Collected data
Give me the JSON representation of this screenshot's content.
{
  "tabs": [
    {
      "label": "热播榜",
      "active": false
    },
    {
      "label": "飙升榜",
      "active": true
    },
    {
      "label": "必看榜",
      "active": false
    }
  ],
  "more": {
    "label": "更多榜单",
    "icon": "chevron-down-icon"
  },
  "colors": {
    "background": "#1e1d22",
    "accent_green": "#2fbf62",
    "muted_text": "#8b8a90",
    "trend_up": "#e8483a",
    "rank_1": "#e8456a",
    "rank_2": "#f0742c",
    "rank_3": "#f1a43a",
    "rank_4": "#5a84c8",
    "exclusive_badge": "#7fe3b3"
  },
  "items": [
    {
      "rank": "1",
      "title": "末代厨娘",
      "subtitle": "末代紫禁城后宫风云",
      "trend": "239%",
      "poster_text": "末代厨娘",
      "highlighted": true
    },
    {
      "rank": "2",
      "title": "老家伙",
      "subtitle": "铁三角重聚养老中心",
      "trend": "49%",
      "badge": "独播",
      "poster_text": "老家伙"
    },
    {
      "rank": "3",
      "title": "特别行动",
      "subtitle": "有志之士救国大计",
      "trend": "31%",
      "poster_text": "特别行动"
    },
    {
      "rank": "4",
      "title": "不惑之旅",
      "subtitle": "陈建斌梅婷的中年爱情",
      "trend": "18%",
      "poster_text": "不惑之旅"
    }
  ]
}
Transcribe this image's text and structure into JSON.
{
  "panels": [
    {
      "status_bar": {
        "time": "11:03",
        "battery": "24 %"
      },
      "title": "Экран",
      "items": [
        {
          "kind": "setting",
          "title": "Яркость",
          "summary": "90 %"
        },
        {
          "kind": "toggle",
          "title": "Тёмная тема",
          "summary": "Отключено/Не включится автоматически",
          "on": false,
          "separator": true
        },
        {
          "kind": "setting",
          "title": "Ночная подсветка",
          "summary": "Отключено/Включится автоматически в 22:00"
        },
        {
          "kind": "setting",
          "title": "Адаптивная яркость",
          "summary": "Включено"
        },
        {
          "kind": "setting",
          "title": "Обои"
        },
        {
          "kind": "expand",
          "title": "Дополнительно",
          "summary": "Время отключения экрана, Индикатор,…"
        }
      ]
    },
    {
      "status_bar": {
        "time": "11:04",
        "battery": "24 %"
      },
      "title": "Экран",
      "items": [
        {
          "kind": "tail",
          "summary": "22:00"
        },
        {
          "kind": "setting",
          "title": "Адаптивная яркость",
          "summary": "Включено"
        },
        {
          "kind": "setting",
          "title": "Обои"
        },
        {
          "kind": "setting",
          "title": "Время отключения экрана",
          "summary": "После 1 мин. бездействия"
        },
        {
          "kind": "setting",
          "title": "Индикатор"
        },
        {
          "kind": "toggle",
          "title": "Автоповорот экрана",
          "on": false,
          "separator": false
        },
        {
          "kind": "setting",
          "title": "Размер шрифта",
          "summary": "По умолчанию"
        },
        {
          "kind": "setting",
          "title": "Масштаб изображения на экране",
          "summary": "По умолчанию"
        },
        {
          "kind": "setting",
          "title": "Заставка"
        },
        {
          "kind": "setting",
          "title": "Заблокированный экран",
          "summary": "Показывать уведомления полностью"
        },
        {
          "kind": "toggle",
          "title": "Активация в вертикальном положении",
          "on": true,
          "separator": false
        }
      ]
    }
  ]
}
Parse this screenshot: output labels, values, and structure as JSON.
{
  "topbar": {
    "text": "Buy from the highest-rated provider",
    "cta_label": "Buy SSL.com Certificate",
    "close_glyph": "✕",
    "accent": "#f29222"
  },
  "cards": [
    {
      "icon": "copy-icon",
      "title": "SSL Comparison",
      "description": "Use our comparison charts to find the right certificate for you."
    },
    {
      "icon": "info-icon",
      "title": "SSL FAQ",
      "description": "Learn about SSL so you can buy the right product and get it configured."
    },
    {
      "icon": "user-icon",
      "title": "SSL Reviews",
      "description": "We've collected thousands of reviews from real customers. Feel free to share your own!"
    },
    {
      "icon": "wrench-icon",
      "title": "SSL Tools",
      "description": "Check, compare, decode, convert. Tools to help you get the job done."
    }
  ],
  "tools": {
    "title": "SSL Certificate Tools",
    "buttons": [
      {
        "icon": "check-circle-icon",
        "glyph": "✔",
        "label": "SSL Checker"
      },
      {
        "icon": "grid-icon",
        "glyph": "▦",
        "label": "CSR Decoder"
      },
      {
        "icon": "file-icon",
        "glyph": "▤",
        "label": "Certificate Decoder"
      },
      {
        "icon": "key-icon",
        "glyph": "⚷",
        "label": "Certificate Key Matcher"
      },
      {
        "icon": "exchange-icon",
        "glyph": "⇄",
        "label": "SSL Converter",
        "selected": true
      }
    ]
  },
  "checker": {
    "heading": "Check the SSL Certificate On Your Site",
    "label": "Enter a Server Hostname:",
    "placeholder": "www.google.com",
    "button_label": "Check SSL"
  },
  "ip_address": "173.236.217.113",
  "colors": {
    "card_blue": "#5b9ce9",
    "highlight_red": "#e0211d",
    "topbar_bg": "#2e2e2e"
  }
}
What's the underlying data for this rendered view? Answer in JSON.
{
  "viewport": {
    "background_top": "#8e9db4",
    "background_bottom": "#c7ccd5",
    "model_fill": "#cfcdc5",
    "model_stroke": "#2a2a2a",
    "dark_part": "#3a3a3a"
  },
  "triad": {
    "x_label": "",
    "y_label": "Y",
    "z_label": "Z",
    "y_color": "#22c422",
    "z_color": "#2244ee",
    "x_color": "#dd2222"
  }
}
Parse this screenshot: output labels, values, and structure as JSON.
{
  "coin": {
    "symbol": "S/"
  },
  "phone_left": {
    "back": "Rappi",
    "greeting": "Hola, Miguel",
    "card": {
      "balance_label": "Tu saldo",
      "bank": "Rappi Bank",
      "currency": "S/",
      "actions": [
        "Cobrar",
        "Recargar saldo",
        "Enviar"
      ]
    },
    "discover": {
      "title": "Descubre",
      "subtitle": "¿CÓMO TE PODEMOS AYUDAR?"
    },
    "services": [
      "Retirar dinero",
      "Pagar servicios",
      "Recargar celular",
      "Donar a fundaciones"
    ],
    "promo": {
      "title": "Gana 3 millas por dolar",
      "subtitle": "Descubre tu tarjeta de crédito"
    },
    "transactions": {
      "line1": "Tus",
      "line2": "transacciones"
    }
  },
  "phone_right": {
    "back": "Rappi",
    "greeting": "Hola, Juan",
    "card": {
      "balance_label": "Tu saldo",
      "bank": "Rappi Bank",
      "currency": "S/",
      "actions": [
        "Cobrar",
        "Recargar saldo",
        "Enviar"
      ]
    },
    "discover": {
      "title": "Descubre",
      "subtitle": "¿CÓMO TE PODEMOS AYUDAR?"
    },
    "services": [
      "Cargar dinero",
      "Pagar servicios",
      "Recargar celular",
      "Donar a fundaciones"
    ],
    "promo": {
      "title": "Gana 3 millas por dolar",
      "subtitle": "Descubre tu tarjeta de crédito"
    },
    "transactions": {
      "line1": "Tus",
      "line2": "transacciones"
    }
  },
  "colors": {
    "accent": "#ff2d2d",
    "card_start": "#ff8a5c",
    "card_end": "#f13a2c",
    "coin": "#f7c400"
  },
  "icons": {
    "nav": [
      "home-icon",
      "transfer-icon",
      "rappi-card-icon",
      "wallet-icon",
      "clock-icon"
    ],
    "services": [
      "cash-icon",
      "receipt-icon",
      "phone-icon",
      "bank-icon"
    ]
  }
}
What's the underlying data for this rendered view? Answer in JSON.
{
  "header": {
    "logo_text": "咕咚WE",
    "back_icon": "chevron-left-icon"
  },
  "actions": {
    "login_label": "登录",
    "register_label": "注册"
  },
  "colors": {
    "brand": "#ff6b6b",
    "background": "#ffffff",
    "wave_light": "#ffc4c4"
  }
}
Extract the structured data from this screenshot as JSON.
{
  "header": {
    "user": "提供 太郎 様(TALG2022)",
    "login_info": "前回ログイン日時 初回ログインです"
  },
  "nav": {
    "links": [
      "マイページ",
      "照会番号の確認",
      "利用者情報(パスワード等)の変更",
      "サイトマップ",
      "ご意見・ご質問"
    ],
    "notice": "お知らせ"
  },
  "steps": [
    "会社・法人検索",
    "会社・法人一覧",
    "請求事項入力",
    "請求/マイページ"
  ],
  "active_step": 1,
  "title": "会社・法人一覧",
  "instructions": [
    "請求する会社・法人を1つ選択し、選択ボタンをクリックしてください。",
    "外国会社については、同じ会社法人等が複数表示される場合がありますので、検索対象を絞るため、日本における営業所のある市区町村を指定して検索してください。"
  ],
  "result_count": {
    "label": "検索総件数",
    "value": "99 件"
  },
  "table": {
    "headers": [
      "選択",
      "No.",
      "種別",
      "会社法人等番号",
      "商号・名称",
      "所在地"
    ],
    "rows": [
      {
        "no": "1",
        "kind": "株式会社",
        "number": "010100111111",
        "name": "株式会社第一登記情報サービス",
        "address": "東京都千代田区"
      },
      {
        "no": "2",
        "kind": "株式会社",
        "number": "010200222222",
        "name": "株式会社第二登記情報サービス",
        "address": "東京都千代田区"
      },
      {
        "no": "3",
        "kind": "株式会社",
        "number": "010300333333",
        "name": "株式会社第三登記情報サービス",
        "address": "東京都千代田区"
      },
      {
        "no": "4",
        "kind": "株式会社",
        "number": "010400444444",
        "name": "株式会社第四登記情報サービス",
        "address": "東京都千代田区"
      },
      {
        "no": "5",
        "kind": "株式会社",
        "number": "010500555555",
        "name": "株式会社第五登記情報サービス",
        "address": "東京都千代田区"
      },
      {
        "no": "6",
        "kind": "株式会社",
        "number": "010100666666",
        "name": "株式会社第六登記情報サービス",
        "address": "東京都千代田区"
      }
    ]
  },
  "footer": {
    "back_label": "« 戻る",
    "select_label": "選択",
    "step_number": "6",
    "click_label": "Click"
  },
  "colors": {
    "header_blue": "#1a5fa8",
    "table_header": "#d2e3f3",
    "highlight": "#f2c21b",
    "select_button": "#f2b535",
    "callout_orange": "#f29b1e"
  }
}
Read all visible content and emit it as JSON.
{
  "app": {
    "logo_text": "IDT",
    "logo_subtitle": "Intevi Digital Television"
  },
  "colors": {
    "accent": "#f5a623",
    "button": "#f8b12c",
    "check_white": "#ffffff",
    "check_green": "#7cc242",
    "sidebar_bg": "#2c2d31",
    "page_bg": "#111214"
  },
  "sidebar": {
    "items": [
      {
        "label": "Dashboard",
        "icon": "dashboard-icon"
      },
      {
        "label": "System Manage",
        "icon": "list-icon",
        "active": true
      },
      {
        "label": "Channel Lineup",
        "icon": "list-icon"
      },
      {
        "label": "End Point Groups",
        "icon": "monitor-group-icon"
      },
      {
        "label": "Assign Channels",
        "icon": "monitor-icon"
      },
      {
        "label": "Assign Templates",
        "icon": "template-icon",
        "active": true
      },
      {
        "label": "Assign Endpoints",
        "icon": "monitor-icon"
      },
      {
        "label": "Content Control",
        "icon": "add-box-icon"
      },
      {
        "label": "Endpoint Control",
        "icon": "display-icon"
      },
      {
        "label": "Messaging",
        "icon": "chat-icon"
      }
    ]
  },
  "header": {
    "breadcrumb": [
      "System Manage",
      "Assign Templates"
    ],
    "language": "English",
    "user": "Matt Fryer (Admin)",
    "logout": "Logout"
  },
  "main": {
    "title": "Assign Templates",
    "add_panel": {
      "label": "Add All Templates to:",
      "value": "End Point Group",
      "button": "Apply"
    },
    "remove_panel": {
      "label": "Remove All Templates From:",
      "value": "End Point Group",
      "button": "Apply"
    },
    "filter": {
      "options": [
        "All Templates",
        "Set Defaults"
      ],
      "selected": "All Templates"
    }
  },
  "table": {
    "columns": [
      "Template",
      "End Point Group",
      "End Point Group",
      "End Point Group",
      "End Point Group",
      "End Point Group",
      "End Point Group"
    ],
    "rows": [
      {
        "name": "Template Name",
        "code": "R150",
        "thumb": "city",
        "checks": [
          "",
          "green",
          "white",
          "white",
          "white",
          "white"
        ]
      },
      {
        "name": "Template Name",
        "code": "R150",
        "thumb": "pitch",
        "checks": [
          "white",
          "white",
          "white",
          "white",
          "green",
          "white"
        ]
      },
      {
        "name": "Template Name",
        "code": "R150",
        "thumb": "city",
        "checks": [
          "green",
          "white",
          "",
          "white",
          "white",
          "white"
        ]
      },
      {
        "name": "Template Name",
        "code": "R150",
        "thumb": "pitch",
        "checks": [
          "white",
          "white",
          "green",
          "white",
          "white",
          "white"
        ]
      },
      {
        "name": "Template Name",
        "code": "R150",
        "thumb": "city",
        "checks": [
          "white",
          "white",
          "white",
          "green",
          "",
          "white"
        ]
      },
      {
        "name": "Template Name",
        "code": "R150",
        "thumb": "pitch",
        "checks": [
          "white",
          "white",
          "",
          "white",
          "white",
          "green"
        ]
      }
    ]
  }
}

▶ _TASK TO COMPLETE_:
Using the listing above, return all lines where the word "Индикатор" occurs.

▶ _THE COMPLETED TASK_:
          "summary": "Время отключения экрана, Индикатор,…"
          "title": "Индикатор"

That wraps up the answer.